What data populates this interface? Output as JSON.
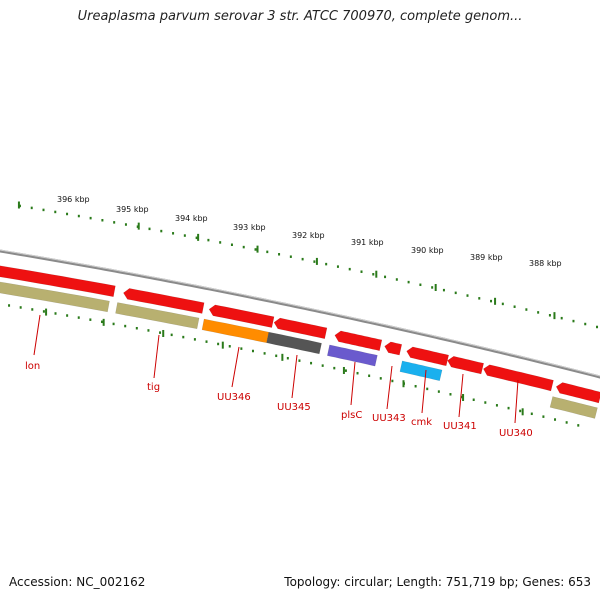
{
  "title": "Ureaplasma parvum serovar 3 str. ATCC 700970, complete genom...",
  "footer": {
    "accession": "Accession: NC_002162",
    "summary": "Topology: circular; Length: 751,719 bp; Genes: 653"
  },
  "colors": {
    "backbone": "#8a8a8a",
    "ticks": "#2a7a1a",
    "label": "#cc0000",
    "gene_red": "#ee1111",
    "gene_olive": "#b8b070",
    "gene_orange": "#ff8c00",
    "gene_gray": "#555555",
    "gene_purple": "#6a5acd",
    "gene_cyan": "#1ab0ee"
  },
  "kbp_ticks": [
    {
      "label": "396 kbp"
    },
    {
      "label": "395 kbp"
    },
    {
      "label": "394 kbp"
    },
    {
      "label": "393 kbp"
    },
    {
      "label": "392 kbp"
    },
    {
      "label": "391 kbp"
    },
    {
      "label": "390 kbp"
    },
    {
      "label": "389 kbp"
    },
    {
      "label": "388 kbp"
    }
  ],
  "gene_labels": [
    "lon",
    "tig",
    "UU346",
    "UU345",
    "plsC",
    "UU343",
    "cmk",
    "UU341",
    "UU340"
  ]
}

THE PROBLEM.
Verbatim reproduction of every entry is needed, with the images left out.

ANSWER SPACE.
What data populates this interface? Output as JSON.
{
  "title": "Ureaplasma parvum serovar 3 str. ATCC 700970, complete genom...",
  "footer": {
    "accession": "Accession: NC_002162",
    "summary": "Topology: circular; Length: 751,719 bp; Genes: 653"
  },
  "colors": {
    "backbone": "#8a8a8a",
    "ticks": "#2a7a1a",
    "label": "#cc0000",
    "gene_red": "#ee1111",
    "gene_olive": "#b8b070",
    "gene_orange": "#ff8c00",
    "gene_gray": "#555555",
    "gene_purple": "#6a5acd",
    "gene_cyan": "#1ab0ee"
  },
  "kbp_ticks": [
    {
      "label": "396 kbp"
    },
    {
      "label": "395 kbp"
    },
    {
      "label": "394 kbp"
    },
    {
      "label": "393 kbp"
    },
    {
      "label": "392 kbp"
    },
    {
      "label": "391 kbp"
    },
    {
      "label": "390 kbp"
    },
    {
      "label": "389 kbp"
    },
    {
      "label": "388 kbp"
    }
  ],
  "gene_labels": [
    "lon",
    "tig",
    "UU346",
    "UU345",
    "plsC",
    "UU343",
    "cmk",
    "UU341",
    "UU340"
  ]
}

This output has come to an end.